— Start of EXTRACTED ENTRIES —

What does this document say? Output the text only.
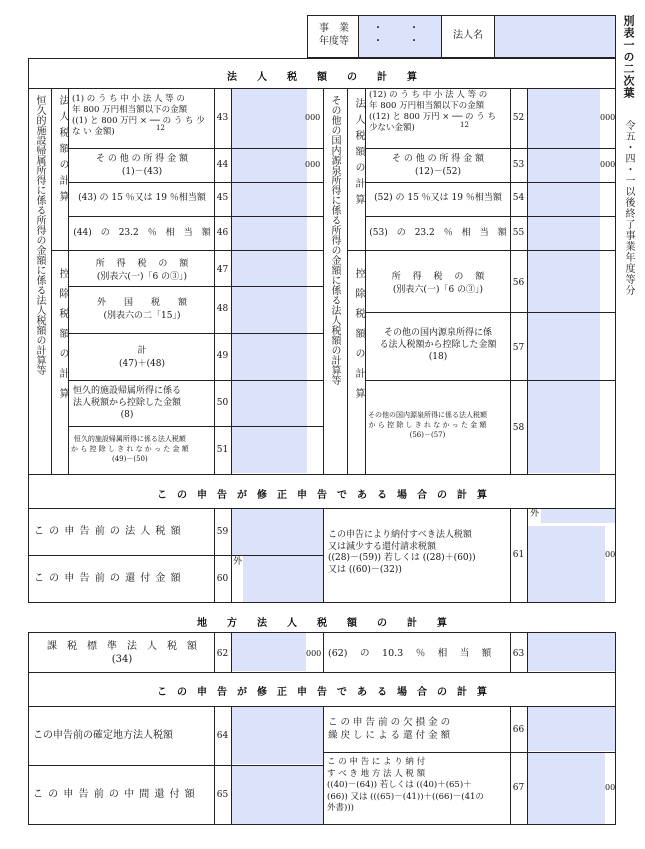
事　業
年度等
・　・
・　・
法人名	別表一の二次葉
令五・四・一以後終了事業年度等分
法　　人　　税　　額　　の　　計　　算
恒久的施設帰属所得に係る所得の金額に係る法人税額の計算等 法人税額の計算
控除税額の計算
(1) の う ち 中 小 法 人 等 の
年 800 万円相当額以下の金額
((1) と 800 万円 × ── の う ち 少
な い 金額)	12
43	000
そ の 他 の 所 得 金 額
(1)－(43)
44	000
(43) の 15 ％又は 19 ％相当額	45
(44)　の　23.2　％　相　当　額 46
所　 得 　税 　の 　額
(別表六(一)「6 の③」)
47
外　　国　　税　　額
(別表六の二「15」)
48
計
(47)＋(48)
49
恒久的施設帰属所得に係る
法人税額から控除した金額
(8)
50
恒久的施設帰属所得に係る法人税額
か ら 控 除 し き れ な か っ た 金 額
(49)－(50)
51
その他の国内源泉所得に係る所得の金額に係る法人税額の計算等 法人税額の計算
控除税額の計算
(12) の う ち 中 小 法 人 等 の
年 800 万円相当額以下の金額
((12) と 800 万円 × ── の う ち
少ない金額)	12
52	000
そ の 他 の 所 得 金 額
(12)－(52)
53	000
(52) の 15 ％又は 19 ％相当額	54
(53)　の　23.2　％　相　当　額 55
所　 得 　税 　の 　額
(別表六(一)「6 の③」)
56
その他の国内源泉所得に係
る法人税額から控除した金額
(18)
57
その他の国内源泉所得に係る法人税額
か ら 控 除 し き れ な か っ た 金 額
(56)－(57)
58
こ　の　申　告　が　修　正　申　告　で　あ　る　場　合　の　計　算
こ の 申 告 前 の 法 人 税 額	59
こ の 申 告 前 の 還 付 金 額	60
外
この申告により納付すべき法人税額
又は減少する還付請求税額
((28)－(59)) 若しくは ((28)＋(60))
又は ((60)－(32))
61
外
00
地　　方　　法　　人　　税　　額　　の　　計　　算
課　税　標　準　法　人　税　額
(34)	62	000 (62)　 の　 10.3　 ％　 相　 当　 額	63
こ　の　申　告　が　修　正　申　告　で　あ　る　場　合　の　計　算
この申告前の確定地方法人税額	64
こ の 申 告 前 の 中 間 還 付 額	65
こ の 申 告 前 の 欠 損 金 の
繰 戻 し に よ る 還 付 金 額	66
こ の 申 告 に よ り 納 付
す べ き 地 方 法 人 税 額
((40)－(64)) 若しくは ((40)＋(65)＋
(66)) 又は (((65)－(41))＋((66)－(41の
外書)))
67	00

— End of EXTRACTED ENTRIES —

Retype the data above exactly; pictures are not part of the copy.

What does this document say? Output the text only.
事　業
年度等
・　・
・　・
法人名	別表一の二次葉
令五・四・一以後終了事業年度等分
法　　人　　税　　額　　の　　計　　算
恒久的施設帰属所得に係る所得の金額に係る法人税額の計算等 法人税額の計算
控除税額の計算
(1) の う ち 中 小 法 人 等 の
年 800 万円相当額以下の金額
((1) と 800 万円 × ── の う ち 少
な い 金額)	12
43	000
そ の 他 の 所 得 金 額
(1)－(43)
44	000
(43) の 15 ％又は 19 ％相当額	45
(44)　の　23.2　％　相　当　額 46
所　 得 　税 　の 　額
(別表六(一)「6 の③」)
47
外　　国　　税　　額
(別表六の二「15」)
48
計
(47)＋(48)
49
恒久的施設帰属所得に係る
法人税額から控除した金額
(8)
50
恒久的施設帰属所得に係る法人税額
か ら 控 除 し き れ な か っ た 金 額
(49)－(50)
51
その他の国内源泉所得に係る所得の金額に係る法人税額の計算等 法人税額の計算
控除税額の計算
(12) の う ち 中 小 法 人 等 の
年 800 万円相当額以下の金額
((12) と 800 万円 × ── の う ち
少ない金額)	12
52	000
そ の 他 の 所 得 金 額
(12)－(52)
53	000
(52) の 15 ％又は 19 ％相当額	54
(53)　の　23.2　％　相　当　額 55
所　 得 　税 　の 　額
(別表六(一)「6 の③」)
56
その他の国内源泉所得に係
る法人税額から控除した金額
(18)
57
その他の国内源泉所得に係る法人税額
か ら 控 除 し き れ な か っ た 金 額
(56)－(57)
58
こ　の　申　告　が　修　正　申　告　で　あ　る　場　合　の　計　算
こ の 申 告 前 の 法 人 税 額	59
こ の 申 告 前 の 還 付 金 額	60
外
この申告により納付すべき法人税額
又は減少する還付請求税額
((28)－(59)) 若しくは ((28)＋(60))
又は ((60)－(32))
61
外
00
地　　方　　法　　人　　税　　額　　の　　計　　算
課　税　標　準　法　人　税　額
(34)	62	000 (62)　 の　 10.3　 ％　 相　 当　 額	63
こ　の　申　告　が　修　正　申　告　で　あ　る　場　合　の　計　算
この申告前の確定地方法人税額	64
こ の 申 告 前 の 中 間 還 付 額	65
こ の 申 告 前 の 欠 損 金 の
繰 戻 し に よ る 還 付 金 額	66
こ の 申 告 に よ り 納 付
す べ き 地 方 法 人 税 額
((40)－(64)) 若しくは ((40)＋(65)＋
(66)) 又は (((65)－(41))＋((66)－(41の
外書)))
67	00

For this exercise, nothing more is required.